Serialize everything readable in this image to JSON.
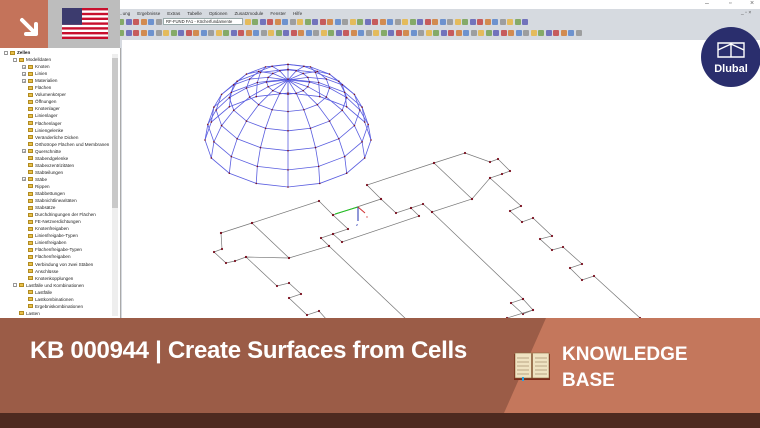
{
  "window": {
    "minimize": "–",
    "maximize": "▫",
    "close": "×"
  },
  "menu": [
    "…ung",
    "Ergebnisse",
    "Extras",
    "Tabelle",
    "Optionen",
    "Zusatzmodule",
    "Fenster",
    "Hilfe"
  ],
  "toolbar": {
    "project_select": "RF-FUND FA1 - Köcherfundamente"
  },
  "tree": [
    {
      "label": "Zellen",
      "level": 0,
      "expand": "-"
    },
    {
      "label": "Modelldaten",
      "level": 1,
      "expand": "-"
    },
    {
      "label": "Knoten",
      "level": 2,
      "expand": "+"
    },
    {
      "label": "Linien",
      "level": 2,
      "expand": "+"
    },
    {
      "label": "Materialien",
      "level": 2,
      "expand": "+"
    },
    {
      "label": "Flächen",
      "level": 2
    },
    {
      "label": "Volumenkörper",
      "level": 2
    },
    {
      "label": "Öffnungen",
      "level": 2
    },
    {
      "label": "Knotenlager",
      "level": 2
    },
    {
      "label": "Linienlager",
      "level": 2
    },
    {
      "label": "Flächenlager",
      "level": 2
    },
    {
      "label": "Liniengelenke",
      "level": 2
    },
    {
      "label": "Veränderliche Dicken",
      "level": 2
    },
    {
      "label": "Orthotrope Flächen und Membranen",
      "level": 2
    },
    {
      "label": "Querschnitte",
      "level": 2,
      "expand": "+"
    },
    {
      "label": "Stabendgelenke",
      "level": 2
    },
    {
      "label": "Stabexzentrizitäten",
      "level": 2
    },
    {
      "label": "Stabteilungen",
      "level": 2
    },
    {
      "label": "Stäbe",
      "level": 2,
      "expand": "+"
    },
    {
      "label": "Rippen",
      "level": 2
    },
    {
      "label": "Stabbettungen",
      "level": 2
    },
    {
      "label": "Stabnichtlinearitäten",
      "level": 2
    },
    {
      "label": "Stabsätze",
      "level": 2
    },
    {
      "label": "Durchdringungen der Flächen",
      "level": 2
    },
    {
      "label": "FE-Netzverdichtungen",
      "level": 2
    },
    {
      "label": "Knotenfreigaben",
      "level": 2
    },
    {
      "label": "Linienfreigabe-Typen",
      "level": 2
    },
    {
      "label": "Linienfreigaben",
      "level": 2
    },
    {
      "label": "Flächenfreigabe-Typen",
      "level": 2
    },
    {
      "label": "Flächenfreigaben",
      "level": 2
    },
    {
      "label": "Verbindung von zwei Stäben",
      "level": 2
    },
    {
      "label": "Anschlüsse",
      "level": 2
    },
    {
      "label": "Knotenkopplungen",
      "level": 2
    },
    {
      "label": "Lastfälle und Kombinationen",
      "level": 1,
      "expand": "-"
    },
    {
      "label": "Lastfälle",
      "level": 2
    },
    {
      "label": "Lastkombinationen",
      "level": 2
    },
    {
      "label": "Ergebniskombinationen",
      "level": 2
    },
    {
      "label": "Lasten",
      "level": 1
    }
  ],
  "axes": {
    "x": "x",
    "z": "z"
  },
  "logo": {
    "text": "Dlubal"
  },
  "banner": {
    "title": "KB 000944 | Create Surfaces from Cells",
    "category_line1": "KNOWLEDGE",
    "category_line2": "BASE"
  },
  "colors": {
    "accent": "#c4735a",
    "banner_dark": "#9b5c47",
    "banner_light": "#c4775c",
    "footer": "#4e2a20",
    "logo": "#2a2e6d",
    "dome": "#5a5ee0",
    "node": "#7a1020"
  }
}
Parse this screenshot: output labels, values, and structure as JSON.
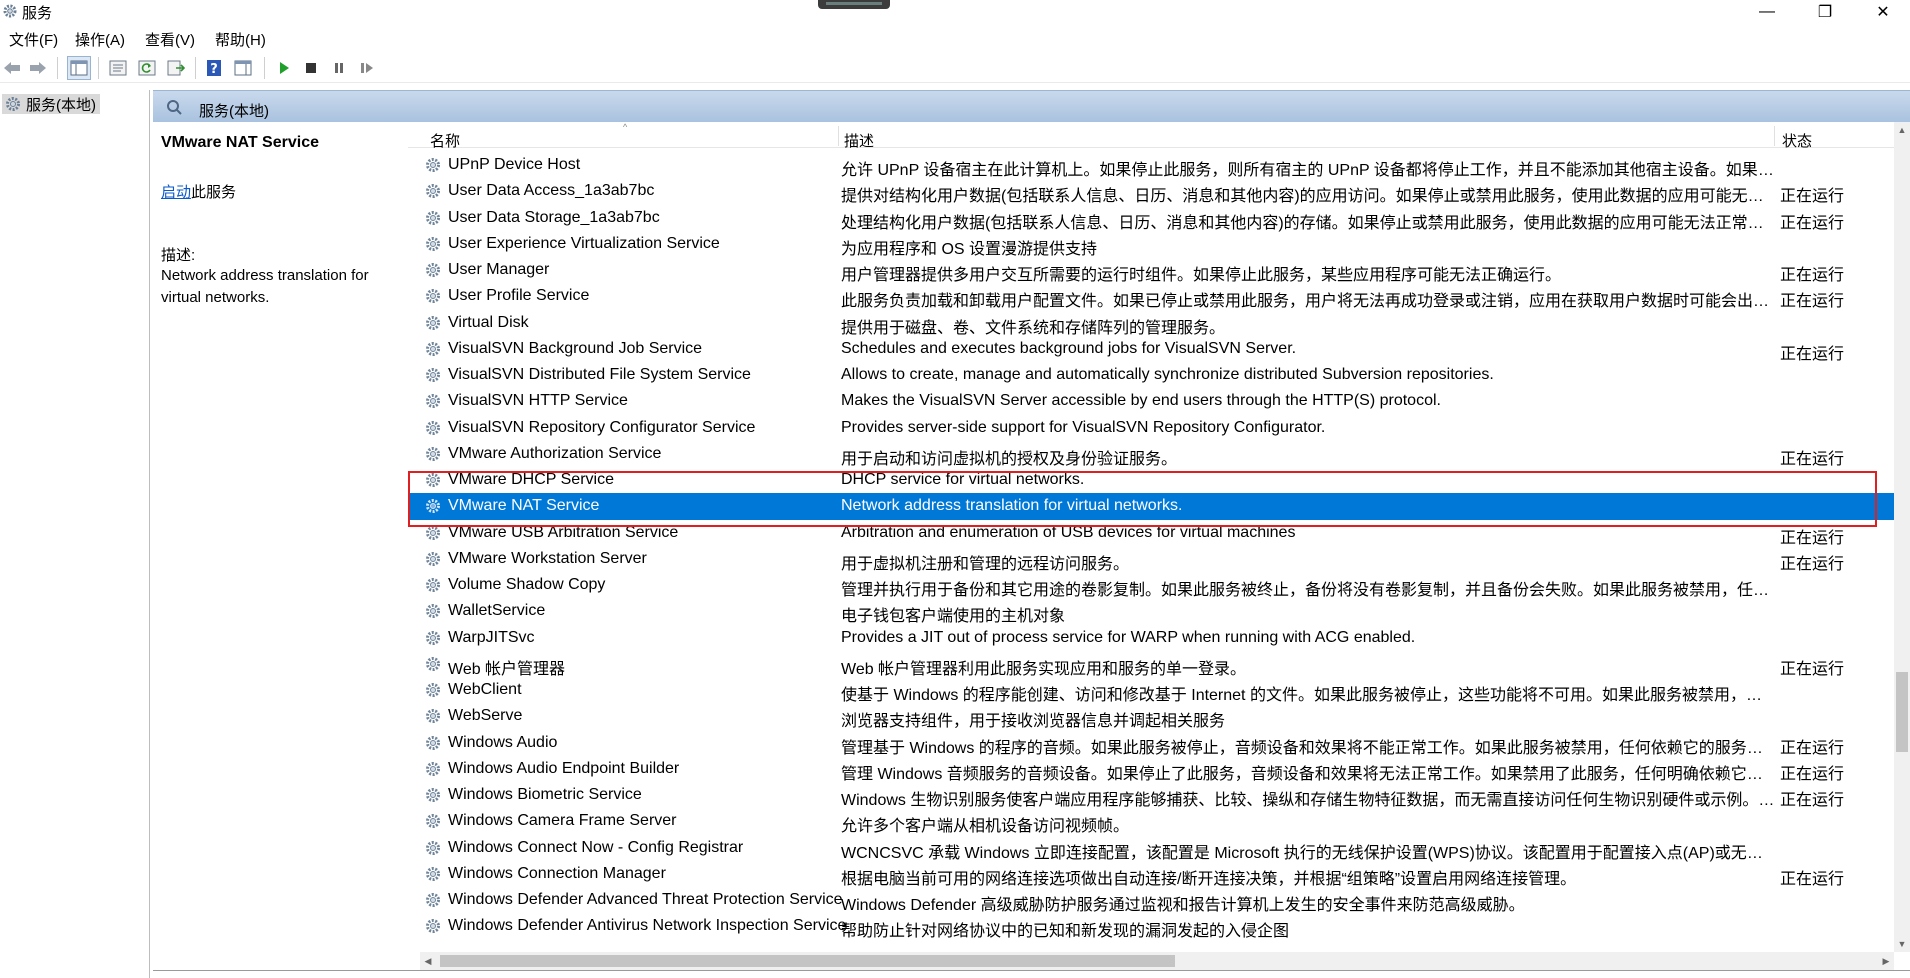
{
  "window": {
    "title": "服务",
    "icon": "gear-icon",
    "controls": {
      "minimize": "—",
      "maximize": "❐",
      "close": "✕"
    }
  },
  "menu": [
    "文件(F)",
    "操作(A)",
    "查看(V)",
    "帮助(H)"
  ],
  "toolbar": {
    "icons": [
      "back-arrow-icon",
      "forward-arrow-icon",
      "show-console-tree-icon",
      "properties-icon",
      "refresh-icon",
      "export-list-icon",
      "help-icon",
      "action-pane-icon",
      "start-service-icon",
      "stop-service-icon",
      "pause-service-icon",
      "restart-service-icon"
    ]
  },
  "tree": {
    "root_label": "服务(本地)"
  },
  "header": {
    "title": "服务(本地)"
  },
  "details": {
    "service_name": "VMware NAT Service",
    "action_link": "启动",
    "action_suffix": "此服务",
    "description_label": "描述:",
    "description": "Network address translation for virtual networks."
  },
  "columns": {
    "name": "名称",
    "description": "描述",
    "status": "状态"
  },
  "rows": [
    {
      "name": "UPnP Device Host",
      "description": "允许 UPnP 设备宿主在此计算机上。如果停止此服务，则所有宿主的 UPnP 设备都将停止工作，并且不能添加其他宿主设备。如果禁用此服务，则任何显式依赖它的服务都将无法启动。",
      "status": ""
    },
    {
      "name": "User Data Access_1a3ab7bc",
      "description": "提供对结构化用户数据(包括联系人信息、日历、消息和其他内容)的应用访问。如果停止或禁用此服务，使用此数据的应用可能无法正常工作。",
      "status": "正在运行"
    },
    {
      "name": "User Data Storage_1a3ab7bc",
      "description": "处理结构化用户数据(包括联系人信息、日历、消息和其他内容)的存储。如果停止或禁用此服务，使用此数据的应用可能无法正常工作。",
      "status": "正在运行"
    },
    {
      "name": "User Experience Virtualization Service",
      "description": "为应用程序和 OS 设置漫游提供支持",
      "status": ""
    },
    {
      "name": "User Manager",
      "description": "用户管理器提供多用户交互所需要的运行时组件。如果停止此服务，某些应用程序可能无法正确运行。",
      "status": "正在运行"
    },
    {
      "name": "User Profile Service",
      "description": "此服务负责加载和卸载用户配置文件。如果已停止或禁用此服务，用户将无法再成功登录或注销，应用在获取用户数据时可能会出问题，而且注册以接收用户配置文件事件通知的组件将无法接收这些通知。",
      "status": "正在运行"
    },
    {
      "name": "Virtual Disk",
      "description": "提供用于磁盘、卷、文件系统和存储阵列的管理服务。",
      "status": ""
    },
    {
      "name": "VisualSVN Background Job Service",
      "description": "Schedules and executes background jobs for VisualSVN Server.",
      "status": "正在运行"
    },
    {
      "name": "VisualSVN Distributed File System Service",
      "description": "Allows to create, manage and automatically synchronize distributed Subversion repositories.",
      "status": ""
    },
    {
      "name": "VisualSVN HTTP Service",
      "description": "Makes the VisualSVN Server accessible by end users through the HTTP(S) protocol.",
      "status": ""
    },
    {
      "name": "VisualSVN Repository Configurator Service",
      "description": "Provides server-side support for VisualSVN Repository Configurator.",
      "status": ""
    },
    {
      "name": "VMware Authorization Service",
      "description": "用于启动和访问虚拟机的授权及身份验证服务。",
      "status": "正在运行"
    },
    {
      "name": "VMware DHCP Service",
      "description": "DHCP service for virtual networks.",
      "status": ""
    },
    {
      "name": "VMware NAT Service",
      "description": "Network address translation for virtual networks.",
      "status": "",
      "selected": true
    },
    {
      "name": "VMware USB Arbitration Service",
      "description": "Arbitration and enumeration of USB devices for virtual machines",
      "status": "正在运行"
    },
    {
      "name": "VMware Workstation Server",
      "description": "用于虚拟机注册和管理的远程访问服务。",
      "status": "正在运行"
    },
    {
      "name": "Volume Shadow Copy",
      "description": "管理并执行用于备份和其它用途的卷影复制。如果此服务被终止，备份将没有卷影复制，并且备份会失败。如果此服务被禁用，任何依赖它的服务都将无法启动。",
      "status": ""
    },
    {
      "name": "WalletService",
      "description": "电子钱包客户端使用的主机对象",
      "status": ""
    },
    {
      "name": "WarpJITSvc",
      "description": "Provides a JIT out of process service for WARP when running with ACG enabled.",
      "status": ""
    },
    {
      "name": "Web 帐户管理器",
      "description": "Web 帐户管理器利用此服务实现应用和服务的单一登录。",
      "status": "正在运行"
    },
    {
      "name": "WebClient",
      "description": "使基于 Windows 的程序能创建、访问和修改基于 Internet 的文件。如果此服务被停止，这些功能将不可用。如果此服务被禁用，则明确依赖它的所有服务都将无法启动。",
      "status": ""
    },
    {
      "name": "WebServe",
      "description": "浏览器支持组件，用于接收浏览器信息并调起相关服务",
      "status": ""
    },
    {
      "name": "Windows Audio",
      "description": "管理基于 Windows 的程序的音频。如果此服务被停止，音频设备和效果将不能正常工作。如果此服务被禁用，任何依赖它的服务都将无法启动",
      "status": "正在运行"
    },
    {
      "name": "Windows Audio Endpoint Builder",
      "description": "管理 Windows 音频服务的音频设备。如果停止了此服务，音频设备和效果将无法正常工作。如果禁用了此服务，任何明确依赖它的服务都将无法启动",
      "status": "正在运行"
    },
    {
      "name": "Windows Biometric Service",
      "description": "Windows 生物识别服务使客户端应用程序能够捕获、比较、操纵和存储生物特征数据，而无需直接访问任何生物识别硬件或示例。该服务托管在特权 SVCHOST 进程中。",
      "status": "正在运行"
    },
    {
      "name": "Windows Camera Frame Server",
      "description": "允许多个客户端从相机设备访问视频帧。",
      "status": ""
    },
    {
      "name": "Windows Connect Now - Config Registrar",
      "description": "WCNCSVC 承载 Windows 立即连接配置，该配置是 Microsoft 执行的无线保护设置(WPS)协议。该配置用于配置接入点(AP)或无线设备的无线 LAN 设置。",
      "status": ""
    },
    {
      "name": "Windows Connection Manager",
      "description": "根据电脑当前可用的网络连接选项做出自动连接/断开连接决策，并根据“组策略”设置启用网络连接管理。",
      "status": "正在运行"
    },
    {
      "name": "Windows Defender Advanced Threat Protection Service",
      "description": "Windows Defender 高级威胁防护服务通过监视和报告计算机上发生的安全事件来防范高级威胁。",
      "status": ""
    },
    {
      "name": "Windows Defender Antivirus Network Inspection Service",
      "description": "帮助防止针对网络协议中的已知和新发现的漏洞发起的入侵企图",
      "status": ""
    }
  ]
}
■ ■ ■ ■ ■ ■ ■
Task details: Throughout the material above, find lines holding the word "Provides", then copy them.

Result for this task:
      "description": "Provides server-side support for VisualSVN Repository Configurator.",
      "description": "Provides a JIT out of process service for WARP when running with ACG enabled.",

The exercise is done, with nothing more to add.